-- start --
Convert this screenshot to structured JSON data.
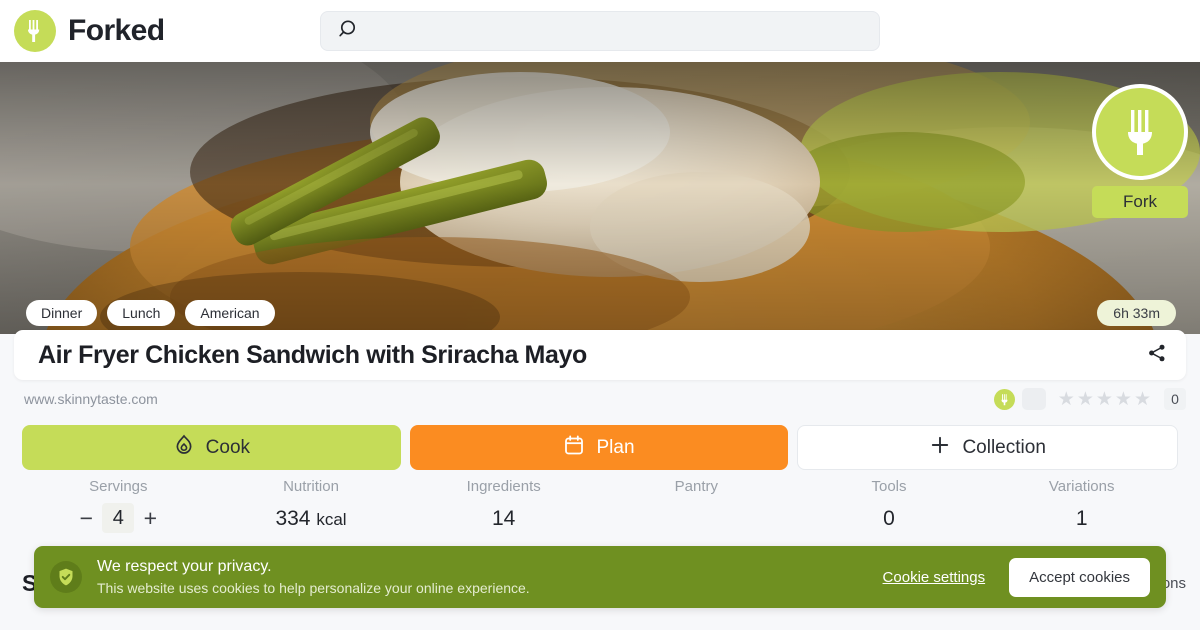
{
  "header": {
    "brand_name": "Forked",
    "logo_icon": "fork-logo-icon",
    "search_icon": "search-icon",
    "search_value": "",
    "search_placeholder": ""
  },
  "hero": {
    "image_alt": "air fryer chicken sandwich close up",
    "badge": {
      "label": "Fork",
      "icon": "fork-icon"
    },
    "tags": [
      "Dinner",
      "Lunch",
      "American"
    ],
    "total_time": "6h 33m"
  },
  "recipe": {
    "title": "Air Fryer Chicken Sandwich with Sriracha Mayo",
    "share_icon": "share-icon",
    "source_url": "www.skinnytaste.com",
    "rating": {
      "stars": 5,
      "filled": 0,
      "count": "0",
      "fork_icon": "fork-icon"
    }
  },
  "actions": [
    {
      "label": "Cook",
      "icon": "flame-icon",
      "style": "cook"
    },
    {
      "label": "Plan",
      "icon": "calendar-icon",
      "style": "plan"
    },
    {
      "label": "Collection",
      "icon": "plus-icon",
      "style": "collection"
    }
  ],
  "stats": [
    {
      "label": "Servings",
      "value": "4",
      "type": "stepper",
      "minus": "−",
      "plus": "+"
    },
    {
      "label": "Nutrition",
      "value": "334",
      "unit": "kcal",
      "type": "text"
    },
    {
      "label": "Ingredients",
      "value": "14",
      "type": "text"
    },
    {
      "label": "Pantry",
      "value": "",
      "type": "text"
    },
    {
      "label": "Tools",
      "value": "0",
      "type": "text"
    },
    {
      "label": "Variations",
      "value": "1",
      "type": "text"
    }
  ],
  "section": {
    "title": "Steps",
    "right_label": "Directions"
  },
  "cookie_banner": {
    "icon": "shield-check-icon",
    "title": "We respect your privacy.",
    "description": "This website uses cookies to help personalize your online experience.",
    "settings_label": "Cookie settings",
    "accept_label": "Accept cookies"
  },
  "colors": {
    "brand_green": "#c5dc58",
    "accent_orange": "#fb8c21",
    "banner_green": "#6f9021",
    "page_bg": "#f7f8fa"
  }
}
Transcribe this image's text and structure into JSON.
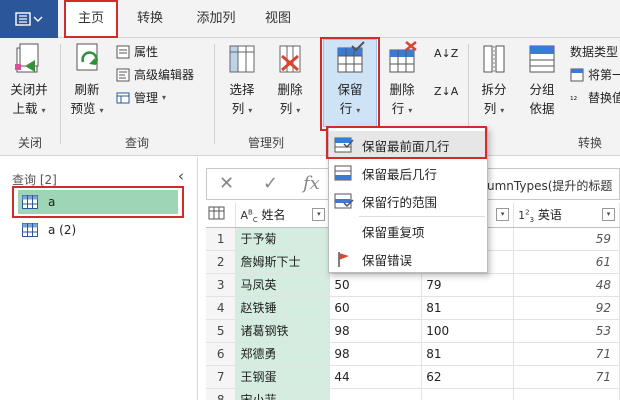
{
  "tabs": {
    "home": "主页",
    "transform": "转换",
    "add_column": "添加列",
    "view": "视图"
  },
  "ribbon": {
    "close_apply": [
      "关闭并",
      "上载"
    ],
    "refresh": [
      "刷新",
      "预览"
    ],
    "properties": "属性",
    "advanced_editor": "高级编辑器",
    "manage": "管理",
    "choose_cols": [
      "选择",
      "列"
    ],
    "remove_cols": [
      "删除",
      "列"
    ],
    "keep_rows": [
      "保留",
      "行"
    ],
    "remove_rows": [
      "删除",
      "行"
    ],
    "sort_az": "A↓Z",
    "sort_za": "Z↓A",
    "split_col": [
      "拆分",
      "列"
    ],
    "group_by": [
      "分组",
      "依据"
    ],
    "data_type": "数据类型",
    "use_first": "将第一",
    "replace": "替换值",
    "groups": {
      "close": "关闭",
      "query": "查询",
      "manage_cols": "管理列",
      "transform": "转换"
    }
  },
  "queries": {
    "header": "查询 [2]",
    "items": [
      "a",
      "a (2)"
    ]
  },
  "formula": {
    "text": "umnTypes(提升的标题"
  },
  "table": {
    "headers": {
      "name": "姓名",
      "english": "英语"
    },
    "rows": [
      {
        "n": "1",
        "name": "于予菊",
        "c1": "",
        "c2": "",
        "eng": "59"
      },
      {
        "n": "2",
        "name": "詹姆斯下士",
        "c1": "",
        "c2": "",
        "eng": "61"
      },
      {
        "n": "3",
        "name": "马凤英",
        "c1": "50",
        "c2": "79",
        "eng": "48"
      },
      {
        "n": "4",
        "name": "赵铁锤",
        "c1": "60",
        "c2": "81",
        "eng": "92"
      },
      {
        "n": "5",
        "name": "诸葛钢铁",
        "c1": "98",
        "c2": "100",
        "eng": "53"
      },
      {
        "n": "6",
        "name": "郑德勇",
        "c1": "98",
        "c2": "81",
        "eng": "71"
      },
      {
        "n": "7",
        "name": "王钢蛋",
        "c1": "44",
        "c2": "62",
        "eng": "71"
      },
      {
        "n": "8",
        "name": "宋小菲",
        "c1": "",
        "c2": "",
        "eng": ""
      }
    ]
  },
  "keep_menu": {
    "items": [
      "保留最前面几行",
      "保留最后几行",
      "保留行的范围",
      "保留重复项",
      "保留错误"
    ]
  }
}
-- end --
Required task:
Reproduce every record word for word. The copy must contain no pictures.

Reply:
Convert this screenshot to structured JSON data.
{
  "header": {
    "brand_name": "Forked",
    "logo_icon": "fork-logo-icon",
    "search_icon": "search-icon",
    "search_value": "",
    "search_placeholder": ""
  },
  "hero": {
    "image_alt": "air fryer chicken sandwich close up",
    "badge": {
      "label": "Fork",
      "icon": "fork-icon"
    },
    "tags": [
      "Dinner",
      "Lunch",
      "American"
    ],
    "total_time": "6h 33m"
  },
  "recipe": {
    "title": "Air Fryer Chicken Sandwich with Sriracha Mayo",
    "share_icon": "share-icon",
    "source_url": "www.skinnytaste.com",
    "rating": {
      "stars": 5,
      "filled": 0,
      "count": "0",
      "fork_icon": "fork-icon"
    }
  },
  "actions": [
    {
      "label": "Cook",
      "icon": "flame-icon",
      "style": "cook"
    },
    {
      "label": "Plan",
      "icon": "calendar-icon",
      "style": "plan"
    },
    {
      "label": "Collection",
      "icon": "plus-icon",
      "style": "collection"
    }
  ],
  "stats": [
    {
      "label": "Servings",
      "value": "4",
      "type": "stepper",
      "minus": "−",
      "plus": "+"
    },
    {
      "label": "Nutrition",
      "value": "334",
      "unit": "kcal",
      "type": "text"
    },
    {
      "label": "Ingredients",
      "value": "14",
      "type": "text"
    },
    {
      "label": "Pantry",
      "value": "",
      "type": "text"
    },
    {
      "label": "Tools",
      "value": "0",
      "type": "text"
    },
    {
      "label": "Variations",
      "value": "1",
      "type": "text"
    }
  ],
  "section": {
    "title": "Steps",
    "right_label": "Directions"
  },
  "cookie_banner": {
    "icon": "shield-check-icon",
    "title": "We respect your privacy.",
    "description": "This website uses cookies to help personalize your online experience.",
    "settings_label": "Cookie settings",
    "accept_label": "Accept cookies"
  },
  "colors": {
    "brand_green": "#c5dc58",
    "accent_orange": "#fb8c21",
    "banner_green": "#6f9021",
    "page_bg": "#f7f8fa"
  }
}
Transcribe this image's text and structure into JSON.
{
  "tabs": {
    "home": "主页",
    "transform": "转换",
    "add_column": "添加列",
    "view": "视图"
  },
  "ribbon": {
    "close_apply": [
      "关闭并",
      "上载"
    ],
    "refresh": [
      "刷新",
      "预览"
    ],
    "properties": "属性",
    "advanced_editor": "高级编辑器",
    "manage": "管理",
    "choose_cols": [
      "选择",
      "列"
    ],
    "remove_cols": [
      "删除",
      "列"
    ],
    "keep_rows": [
      "保留",
      "行"
    ],
    "remove_rows": [
      "删除",
      "行"
    ],
    "sort_az": "A↓Z",
    "sort_za": "Z↓A",
    "split_col": [
      "拆分",
      "列"
    ],
    "group_by": [
      "分组",
      "依据"
    ],
    "data_type": "数据类型",
    "use_first": "将第一",
    "replace": "替换值",
    "groups": {
      "close": "关闭",
      "query": "查询",
      "manage_cols": "管理列",
      "transform": "转换"
    }
  },
  "queries": {
    "header": "查询 [2]",
    "items": [
      "a",
      "a (2)"
    ]
  },
  "formula": {
    "text": "umnTypes(提升的标题"
  },
  "table": {
    "headers": {
      "name": "姓名",
      "english": "英语"
    },
    "rows": [
      {
        "n": "1",
        "name": "于予菊",
        "c1": "",
        "c2": "",
        "eng": "59"
      },
      {
        "n": "2",
        "name": "詹姆斯下士",
        "c1": "",
        "c2": "",
        "eng": "61"
      },
      {
        "n": "3",
        "name": "马凤英",
        "c1": "50",
        "c2": "79",
        "eng": "48"
      },
      {
        "n": "4",
        "name": "赵铁锤",
        "c1": "60",
        "c2": "81",
        "eng": "92"
      },
      {
        "n": "5",
        "name": "诸葛钢铁",
        "c1": "98",
        "c2": "100",
        "eng": "53"
      },
      {
        "n": "6",
        "name": "郑德勇",
        "c1": "98",
        "c2": "81",
        "eng": "71"
      },
      {
        "n": "7",
        "name": "王钢蛋",
        "c1": "44",
        "c2": "62",
        "eng": "71"
      },
      {
        "n": "8",
        "name": "宋小菲",
        "c1": "",
        "c2": "",
        "eng": ""
      }
    ]
  },
  "keep_menu": {
    "items": [
      "保留最前面几行",
      "保留最后几行",
      "保留行的范围",
      "保留重复项",
      "保留错误"
    ]
  }
}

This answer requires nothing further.